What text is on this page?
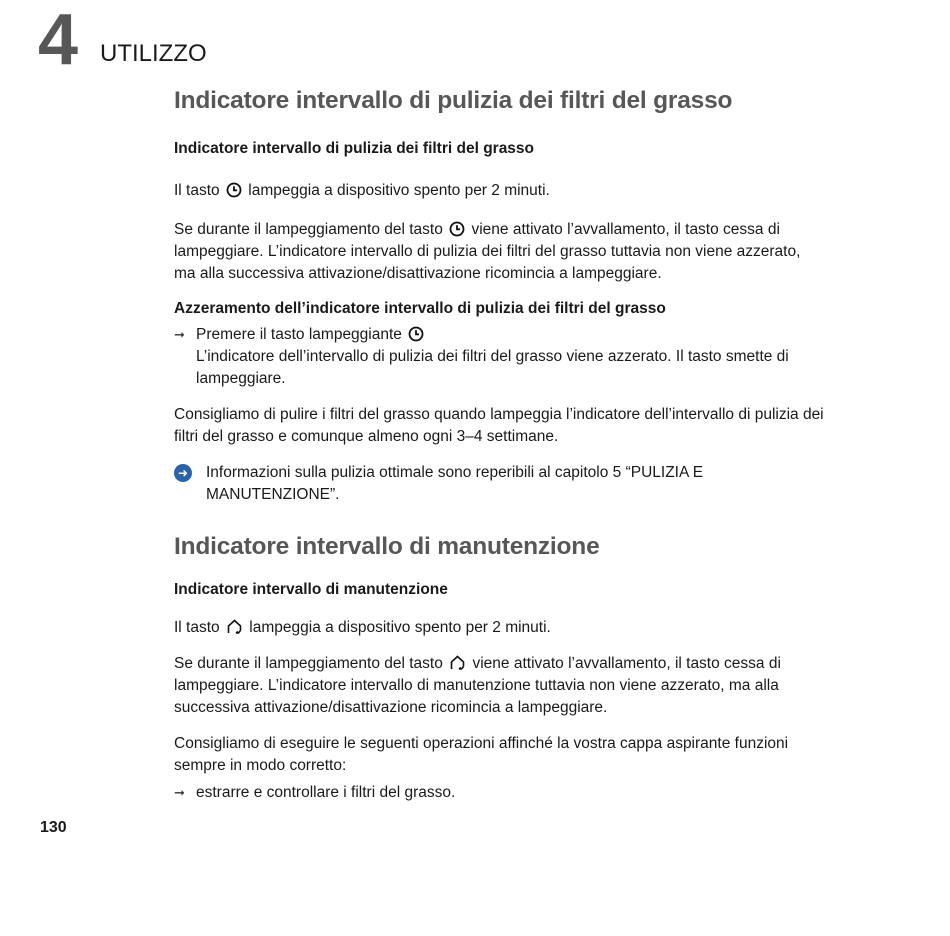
4 UTILIZZO
Indicatore intervallo di pulizia dei filtri del grasso
Indicatore intervallo di pulizia dei filtri del grasso

Il tasto lampeggia a dispositivo spento per 2 minuti.

Se durante il lampeggiamento del tasto viene attivato l’avvallamento, il tasto cessa di lampeggiare. L’indicatore intervallo di pulizia dei filtri del grasso tuttavia non viene azzerato, ma alla successiva attivazione/disattivazione ricomincia a lampeggiare.

Azzeramento dell’indicatore intervallo di pulizia dei filtri del grasso
➞ Premere il tasto lampeggiante
L’indicatore dell’intervallo di pulizia dei filtri del grasso viene azzerato. Il tasto smette di lampeggiare.

Consigliamo di pulire i filtri del grasso quando lampeggia l’indicatore dell’intervallo di pulizia dei filtri del grasso e comunque almeno ogni 3–4 settimane.

➜ Informazioni sulla pulizia ottimale sono reperibili al capitolo 5 “PULIZIA E MANUTENZIONE”.
Indicatore intervallo di manutenzione
Indicatore intervallo di manutenzione

Il tasto lampeggia a dispositivo spento per 2 minuti.

Se durante il lampeggiamento del tasto viene attivato l’avvallamento, il tasto cessa di lampeggiare. L’indicatore intervallo di manutenzione tuttavia non viene azzerato, ma alla successiva attivazione/disattivazione ricomincia a lampeggiare.

Consigliamo di eseguire le seguenti operazioni affinché la vostra cappa aspirante funzioni sempre in modo corretto:

➞ estrarre e controllare i filtri del grasso.
130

→ **TASK TO CARRY OUT**: Without the pictures, extract every entry verbatim.

→ **EXERCISE ANSWER**:
What text is on this page?
4 UTILIZZO
Indicatore intervallo di pulizia dei filtri del grasso
Indicatore intervallo di pulizia dei filtri del grasso

Il tasto lampeggia a dispositivo spento per 2 minuti.

Se durante il lampeggiamento del tasto viene attivato l’avvallamento, il tasto cessa di lampeggiare. L’indicatore intervallo di pulizia dei filtri del grasso tuttavia non viene azzerato, ma alla successiva attivazione/disattivazione ricomincia a lampeggiare.

Azzeramento dell’indicatore intervallo di pulizia dei filtri del grasso
➞ Premere il tasto lampeggiante
L’indicatore dell’intervallo di pulizia dei filtri del grasso viene azzerato. Il tasto smette di lampeggiare.

Consigliamo di pulire i filtri del grasso quando lampeggia l’indicatore dell’intervallo di pulizia dei filtri del grasso e comunque almeno ogni 3–4 settimane.

➜ Informazioni sulla pulizia ottimale sono reperibili al capitolo 5 “PULIZIA E MANUTENZIONE”.
Indicatore intervallo di manutenzione
Indicatore intervallo di manutenzione

Il tasto lampeggia a dispositivo spento per 2 minuti.

Se durante il lampeggiamento del tasto viene attivato l’avvallamento, il tasto cessa di lampeggiare. L’indicatore intervallo di manutenzione tuttavia non viene azzerato, ma alla successiva attivazione/disattivazione ricomincia a lampeggiare.

Consigliamo di eseguire le seguenti operazioni affinché la vostra cappa aspirante funzioni sempre in modo corretto:

➞ estrarre e controllare i filtri del grasso.
130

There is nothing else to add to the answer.